Source records:
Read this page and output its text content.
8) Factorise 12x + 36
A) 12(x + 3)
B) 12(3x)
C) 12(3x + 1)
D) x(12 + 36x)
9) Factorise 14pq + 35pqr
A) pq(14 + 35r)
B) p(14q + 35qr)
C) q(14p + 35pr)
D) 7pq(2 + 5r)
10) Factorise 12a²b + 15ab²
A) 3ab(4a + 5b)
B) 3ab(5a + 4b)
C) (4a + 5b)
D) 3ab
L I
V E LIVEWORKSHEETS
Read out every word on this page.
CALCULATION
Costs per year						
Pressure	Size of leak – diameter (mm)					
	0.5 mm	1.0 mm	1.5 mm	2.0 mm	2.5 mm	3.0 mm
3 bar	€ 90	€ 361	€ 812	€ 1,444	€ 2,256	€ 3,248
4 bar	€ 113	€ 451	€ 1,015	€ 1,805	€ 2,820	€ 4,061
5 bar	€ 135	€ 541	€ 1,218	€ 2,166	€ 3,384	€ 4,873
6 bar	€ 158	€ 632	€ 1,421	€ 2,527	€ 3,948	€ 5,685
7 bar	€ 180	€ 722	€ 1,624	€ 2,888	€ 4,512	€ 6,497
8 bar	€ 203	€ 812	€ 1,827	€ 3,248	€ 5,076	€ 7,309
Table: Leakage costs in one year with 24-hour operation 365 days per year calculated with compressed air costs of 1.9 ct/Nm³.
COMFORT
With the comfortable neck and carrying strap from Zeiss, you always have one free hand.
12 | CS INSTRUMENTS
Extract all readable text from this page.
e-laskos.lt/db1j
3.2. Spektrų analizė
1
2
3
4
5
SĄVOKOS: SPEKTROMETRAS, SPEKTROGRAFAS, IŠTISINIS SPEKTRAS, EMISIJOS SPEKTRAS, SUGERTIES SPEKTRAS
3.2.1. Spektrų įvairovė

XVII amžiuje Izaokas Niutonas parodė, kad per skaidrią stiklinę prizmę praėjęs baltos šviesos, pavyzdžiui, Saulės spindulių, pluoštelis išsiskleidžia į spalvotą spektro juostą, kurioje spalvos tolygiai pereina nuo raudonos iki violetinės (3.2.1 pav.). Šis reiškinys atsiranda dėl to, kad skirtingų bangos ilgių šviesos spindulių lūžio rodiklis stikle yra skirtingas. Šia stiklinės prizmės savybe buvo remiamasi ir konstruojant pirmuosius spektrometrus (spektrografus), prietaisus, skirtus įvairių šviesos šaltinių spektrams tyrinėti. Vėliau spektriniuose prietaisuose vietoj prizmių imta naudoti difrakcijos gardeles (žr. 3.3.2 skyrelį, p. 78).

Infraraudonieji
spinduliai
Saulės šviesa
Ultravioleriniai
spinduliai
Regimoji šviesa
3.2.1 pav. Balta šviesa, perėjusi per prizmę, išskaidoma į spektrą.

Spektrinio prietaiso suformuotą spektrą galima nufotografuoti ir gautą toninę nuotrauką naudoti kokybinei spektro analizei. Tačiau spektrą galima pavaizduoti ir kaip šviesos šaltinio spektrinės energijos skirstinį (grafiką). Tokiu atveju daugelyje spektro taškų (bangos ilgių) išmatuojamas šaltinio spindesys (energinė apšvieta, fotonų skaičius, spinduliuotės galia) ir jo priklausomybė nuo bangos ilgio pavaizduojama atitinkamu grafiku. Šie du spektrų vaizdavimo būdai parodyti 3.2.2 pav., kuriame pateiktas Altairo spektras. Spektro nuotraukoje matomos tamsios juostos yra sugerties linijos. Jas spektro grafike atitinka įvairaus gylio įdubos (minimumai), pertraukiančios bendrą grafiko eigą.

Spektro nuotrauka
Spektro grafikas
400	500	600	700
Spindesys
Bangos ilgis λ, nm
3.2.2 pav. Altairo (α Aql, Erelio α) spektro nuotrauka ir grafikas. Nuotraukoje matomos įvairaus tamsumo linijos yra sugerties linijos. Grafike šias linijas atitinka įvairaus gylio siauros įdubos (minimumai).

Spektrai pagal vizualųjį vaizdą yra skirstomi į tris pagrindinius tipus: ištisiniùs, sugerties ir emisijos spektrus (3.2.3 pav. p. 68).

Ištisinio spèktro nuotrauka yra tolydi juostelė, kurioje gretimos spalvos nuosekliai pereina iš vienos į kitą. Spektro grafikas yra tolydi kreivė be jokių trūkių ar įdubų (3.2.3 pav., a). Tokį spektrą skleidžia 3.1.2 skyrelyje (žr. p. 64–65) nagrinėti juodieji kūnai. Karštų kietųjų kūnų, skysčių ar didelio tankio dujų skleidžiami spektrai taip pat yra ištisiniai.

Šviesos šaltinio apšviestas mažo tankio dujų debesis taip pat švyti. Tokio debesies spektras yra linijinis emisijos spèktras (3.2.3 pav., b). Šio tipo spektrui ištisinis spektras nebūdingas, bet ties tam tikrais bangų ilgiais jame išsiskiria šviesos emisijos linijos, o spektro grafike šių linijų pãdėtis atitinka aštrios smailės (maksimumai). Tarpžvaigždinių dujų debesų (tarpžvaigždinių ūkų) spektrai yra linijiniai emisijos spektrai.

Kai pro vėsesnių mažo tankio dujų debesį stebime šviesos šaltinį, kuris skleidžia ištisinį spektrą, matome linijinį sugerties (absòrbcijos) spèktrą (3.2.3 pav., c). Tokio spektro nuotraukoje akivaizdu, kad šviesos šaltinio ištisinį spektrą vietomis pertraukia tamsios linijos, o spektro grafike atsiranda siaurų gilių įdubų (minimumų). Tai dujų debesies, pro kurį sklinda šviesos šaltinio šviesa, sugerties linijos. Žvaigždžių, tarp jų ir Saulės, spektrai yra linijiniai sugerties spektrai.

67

> _Work instructions_: Set down every line of the listing above again, exactly as given.

> _Written answer_:
Read this page and output its text content.
8) Factorise 12x + 36
A) 12(x + 3)
B) 12(3x)
C) 12(3x + 1)
D) x(12 + 36x)
9) Factorise 14pq + 35pqr
A) pq(14 + 35r)
B) p(14q + 35qr)
C) q(14p + 35pr)
D) 7pq(2 + 5r)
10) Factorise 12a²b + 15ab²
A) 3ab(4a + 5b)
B) 3ab(5a + 4b)
C) (4a + 5b)
D) 3ab
L I
V E LIVEWORKSHEETS
Read out every word on this page.
CALCULATION
Costs per year						
Pressure	Size of leak – diameter (mm)					
	0.5 mm	1.0 mm	1.5 mm	2.0 mm	2.5 mm	3.0 mm
3 bar	€ 90	€ 361	€ 812	€ 1,444	€ 2,256	€ 3,248
4 bar	€ 113	€ 451	€ 1,015	€ 1,805	€ 2,820	€ 4,061
5 bar	€ 135	€ 541	€ 1,218	€ 2,166	€ 3,384	€ 4,873
6 bar	€ 158	€ 632	€ 1,421	€ 2,527	€ 3,948	€ 5,685
7 bar	€ 180	€ 722	€ 1,624	€ 2,888	€ 4,512	€ 6,497
8 bar	€ 203	€ 812	€ 1,827	€ 3,248	€ 5,076	€ 7,309
Table: Leakage costs in one year with 24-hour operation 365 days per year calculated with compressed air costs of 1.9 ct/Nm³.
COMFORT
With the comfortable neck and carrying strap from Zeiss, you always have one free hand.
12 | CS INSTRUMENTS
Extract all readable text from this page.
e-laskos.lt/db1j
3.2. Spektrų analizė
1
2
3
4
5
SĄVOKOS: SPEKTROMETRAS, SPEKTROGRAFAS, IŠTISINIS SPEKTRAS, EMISIJOS SPEKTRAS, SUGERTIES SPEKTRAS
3.2.1. Spektrų įvairovė

XVII amžiuje Izaokas Niutonas parodė, kad per skaidrią stiklinę prizmę praėjęs baltos šviesos, pavyzdžiui, Saulės spindulių, pluoštelis išsiskleidžia į spalvotą spektro juostą, kurioje spalvos tolygiai pereina nuo raudonos iki violetinės (3.2.1 pav.). Šis reiškinys atsiranda dėl to, kad skirtingų bangos ilgių šviesos spindulių lūžio rodiklis stikle yra skirtingas. Šia stiklinės prizmės savybe buvo remiamasi ir konstruojant pirmuosius spektrometrus (spektrografus), prietaisus, skirtus įvairių šviesos šaltinių spektrams tyrinėti. Vėliau spektriniuose prietaisuose vietoj prizmių imta naudoti difrakcijos gardeles (žr. 3.3.2 skyrelį, p. 78).

Infraraudonieji
spinduliai
Saulės šviesa
Ultravioleriniai
spinduliai
Regimoji šviesa
3.2.1 pav. Balta šviesa, perėjusi per prizmę, išskaidoma į spektrą.

Spektrinio prietaiso suformuotą spektrą galima nufotografuoti ir gautą toninę nuotrauką naudoti kokybinei spektro analizei. Tačiau spektrą galima pavaizduoti ir kaip šviesos šaltinio spektrinės energijos skirstinį (grafiką). Tokiu atveju daugelyje spektro taškų (bangos ilgių) išmatuojamas šaltinio spindesys (energinė apšvieta, fotonų skaičius, spinduliuotės galia) ir jo priklausomybė nuo bangos ilgio pavaizduojama atitinkamu grafiku. Šie du spektrų vaizdavimo būdai parodyti 3.2.2 pav., kuriame pateiktas Altairo spektras. Spektro nuotraukoje matomos tamsios juostos yra sugerties linijos. Jas spektro grafike atitinka įvairaus gylio įdubos (minimumai), pertraukiančios bendrą grafiko eigą.

Spektro nuotrauka
Spektro grafikas
400	500	600	700
Spindesys
Bangos ilgis λ, nm
3.2.2 pav. Altairo (α Aql, Erelio α) spektro nuotrauka ir grafikas. Nuotraukoje matomos įvairaus tamsumo linijos yra sugerties linijos. Grafike šias linijas atitinka įvairaus gylio siauros įdubos (minimumai).

Spektrai pagal vizualųjį vaizdą yra skirstomi į tris pagrindinius tipus: ištisiniùs, sugerties ir emisijos spektrus (3.2.3 pav. p. 68).

Ištisinio spèktro nuotrauka yra tolydi juostelė, kurioje gretimos spalvos nuosekliai pereina iš vienos į kitą. Spektro grafikas yra tolydi kreivė be jokių trūkių ar įdubų (3.2.3 pav., a). Tokį spektrą skleidžia 3.1.2 skyrelyje (žr. p. 64–65) nagrinėti juodieji kūnai. Karštų kietųjų kūnų, skysčių ar didelio tankio dujų skleidžiami spektrai taip pat yra ištisiniai.

Šviesos šaltinio apšviestas mažo tankio dujų debesis taip pat švyti. Tokio debesies spektras yra linijinis emisijos spèktras (3.2.3 pav., b). Šio tipo spektrui ištisinis spektras nebūdingas, bet ties tam tikrais bangų ilgiais jame išsiskiria šviesos emisijos linijos, o spektro grafike šių linijų pãdėtis atitinka aštrios smailės (maksimumai). Tarpžvaigždinių dujų debesų (tarpžvaigždinių ūkų) spektrai yra linijiniai emisijos spektrai.

Kai pro vėsesnių mažo tankio dujų debesį stebime šviesos šaltinį, kuris skleidžia ištisinį spektrą, matome linijinį sugerties (absòrbcijos) spèktrą (3.2.3 pav., c). Tokio spektro nuotraukoje akivaizdu, kad šviesos šaltinio ištisinį spektrą vietomis pertraukia tamsios linijos, o spektro grafike atsiranda siaurų gilių įdubų (minimumų). Tai dujų debesies, pro kurį sklinda šviesos šaltinio šviesa, sugerties linijos. Žvaigždžių, tarp jų ir Saulės, spektrai yra linijiniai sugerties spektrai.

67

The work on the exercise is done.